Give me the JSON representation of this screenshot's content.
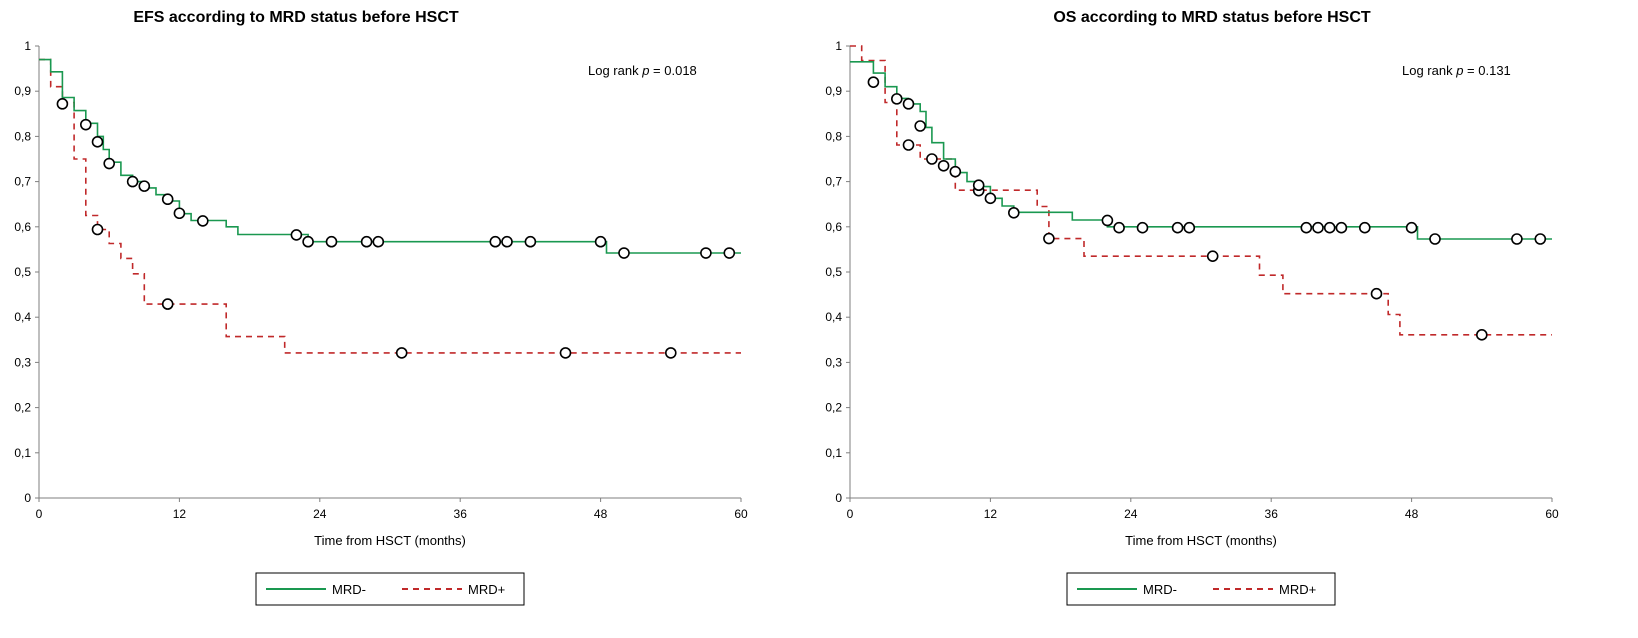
{
  "chart_data": [
    {
      "type": "line",
      "subtype": "kaplan-meier",
      "title": "EFS according to MRD status before HSCT",
      "xlabel": "Time from HSCT (months)",
      "ylabel": "",
      "xlim": [
        0,
        60
      ],
      "ylim": [
        0,
        1
      ],
      "x_ticks": [
        0,
        12,
        24,
        36,
        48,
        60
      ],
      "x_tick_labels": [
        "0",
        "12",
        "24",
        "36",
        "48",
        "60"
      ],
      "y_ticks": [
        0,
        0.1,
        0.2,
        0.3,
        0.4,
        0.5,
        0.6,
        0.7,
        0.8,
        0.9,
        1
      ],
      "y_tick_labels": [
        "0",
        "0,1",
        "0,2",
        "0,3",
        "0,4",
        "0,5",
        "0,6",
        "0,7",
        "0,8",
        "0,9",
        "1"
      ],
      "annotation": {
        "prefix": "Log rank ",
        "p": "p",
        "suffix": " = 0.018"
      },
      "legend": [
        "MRD-",
        "MRD+"
      ],
      "series": [
        {
          "name": "MRD-",
          "color": "#1a9850",
          "dash": "solid",
          "steps": [
            [
              0,
              0.97
            ],
            [
              1,
              0.943
            ],
            [
              2,
              0.886
            ],
            [
              3,
              0.857
            ],
            [
              4,
              0.829
            ],
            [
              5,
              0.8
            ],
            [
              5.5,
              0.771
            ],
            [
              6,
              0.743
            ],
            [
              7,
              0.714
            ],
            [
              8,
              0.7
            ],
            [
              9,
              0.686
            ],
            [
              10,
              0.671
            ],
            [
              11,
              0.657
            ],
            [
              12,
              0.629
            ],
            [
              13,
              0.614
            ],
            [
              16,
              0.6
            ],
            [
              17,
              0.583
            ],
            [
              23,
              0.567
            ],
            [
              48.5,
              0.542
            ],
            [
              60,
              0.542
            ]
          ],
          "censors": [
            [
              2,
              0.872
            ],
            [
              4,
              0.826
            ],
            [
              5,
              0.788
            ],
            [
              6,
              0.74
            ],
            [
              8,
              0.7
            ],
            [
              9,
              0.69
            ],
            [
              11,
              0.661
            ],
            [
              12,
              0.63
            ],
            [
              14,
              0.613
            ],
            [
              22,
              0.582
            ],
            [
              23,
              0.567
            ],
            [
              25,
              0.567
            ],
            [
              28,
              0.567
            ],
            [
              29,
              0.567
            ],
            [
              39,
              0.567
            ],
            [
              40,
              0.567
            ],
            [
              42,
              0.567
            ],
            [
              48,
              0.567
            ],
            [
              50,
              0.542
            ],
            [
              57,
              0.542
            ],
            [
              59,
              0.542
            ]
          ]
        },
        {
          "name": "MRD+",
          "color": "#c0292a",
          "dash": "dashed",
          "steps": [
            [
              0,
              0.97
            ],
            [
              1,
              0.91
            ],
            [
              2,
              0.875
            ],
            [
              3,
              0.75
            ],
            [
              4,
              0.625
            ],
            [
              5,
              0.594
            ],
            [
              6,
              0.563
            ],
            [
              7,
              0.53
            ],
            [
              8,
              0.496
            ],
            [
              9,
              0.429
            ],
            [
              16,
              0.357
            ],
            [
              21,
              0.321
            ],
            [
              60,
              0.321
            ]
          ],
          "censors": [
            [
              5,
              0.594
            ],
            [
              11,
              0.429
            ],
            [
              31,
              0.321
            ],
            [
              45,
              0.321
            ],
            [
              54,
              0.321
            ]
          ]
        }
      ]
    },
    {
      "type": "line",
      "subtype": "kaplan-meier",
      "title": "OS according to MRD status before HSCT",
      "xlabel": "Time from HSCT (months)",
      "ylabel": "",
      "xlim": [
        0,
        60
      ],
      "ylim": [
        0,
        1
      ],
      "x_ticks": [
        0,
        12,
        24,
        36,
        48,
        60
      ],
      "x_tick_labels": [
        "0",
        "12",
        "24",
        "36",
        "48",
        "60"
      ],
      "y_ticks": [
        0,
        0.1,
        0.2,
        0.3,
        0.4,
        0.5,
        0.6,
        0.7,
        0.8,
        0.9,
        1
      ],
      "y_tick_labels": [
        "0",
        "0,1",
        "0,2",
        "0,3",
        "0,4",
        "0,5",
        "0,6",
        "0,7",
        "0,8",
        "0,9",
        "1"
      ],
      "annotation": {
        "prefix": "Log rank ",
        "p": "p",
        "suffix": " = 0.131"
      },
      "legend": [
        "MRD-",
        "MRD+"
      ],
      "series": [
        {
          "name": "MRD-",
          "color": "#1a9850",
          "dash": "solid",
          "steps": [
            [
              0,
              0.965
            ],
            [
              2,
              0.94
            ],
            [
              3,
              0.91
            ],
            [
              4,
              0.884
            ],
            [
              5,
              0.872
            ],
            [
              6,
              0.855
            ],
            [
              6.5,
              0.82
            ],
            [
              7,
              0.786
            ],
            [
              8,
              0.75
            ],
            [
              9,
              0.72
            ],
            [
              10,
              0.7
            ],
            [
              11,
              0.689
            ],
            [
              12,
              0.663
            ],
            [
              13,
              0.646
            ],
            [
              14,
              0.632
            ],
            [
              19,
              0.615
            ],
            [
              22,
              0.6
            ],
            [
              48.5,
              0.573
            ],
            [
              60,
              0.573
            ]
          ],
          "censors": [
            [
              2,
              0.92
            ],
            [
              4,
              0.883
            ],
            [
              5,
              0.872
            ],
            [
              6,
              0.823
            ],
            [
              11,
              0.692
            ],
            [
              12,
              0.663
            ],
            [
              14,
              0.631
            ],
            [
              22,
              0.614
            ],
            [
              23,
              0.598
            ],
            [
              25,
              0.598
            ],
            [
              28,
              0.598
            ],
            [
              29,
              0.598
            ],
            [
              39,
              0.598
            ],
            [
              40,
              0.598
            ],
            [
              41,
              0.598
            ],
            [
              42,
              0.598
            ],
            [
              44,
              0.598
            ],
            [
              48,
              0.598
            ],
            [
              50,
              0.573
            ],
            [
              57,
              0.573
            ],
            [
              59,
              0.573
            ]
          ]
        },
        {
          "name": "MRD+",
          "color": "#c0292a",
          "dash": "dashed",
          "steps": [
            [
              0,
              1
            ],
            [
              1,
              0.968
            ],
            [
              3,
              0.875
            ],
            [
              4,
              0.781
            ],
            [
              6,
              0.75
            ],
            [
              9,
              0.681
            ],
            [
              10,
              0.681
            ],
            [
              16,
              0.645
            ],
            [
              17,
              0.574
            ],
            [
              20,
              0.535
            ],
            [
              35,
              0.493
            ],
            [
              37,
              0.452
            ],
            [
              46,
              0.406
            ],
            [
              47,
              0.361
            ],
            [
              60,
              0.361
            ]
          ],
          "censors": [
            [
              5,
              0.781
            ],
            [
              7,
              0.75
            ],
            [
              8,
              0.735
            ],
            [
              9,
              0.722
            ],
            [
              11,
              0.68
            ],
            [
              17,
              0.574
            ],
            [
              31,
              0.535
            ],
            [
              45,
              0.452
            ],
            [
              54,
              0.361
            ]
          ]
        }
      ]
    }
  ]
}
== == ==
Show each line holding the word "according".

      "title": "EFS according to MRD status before HSCT",
      "title": "OS according to MRD status before HSCT",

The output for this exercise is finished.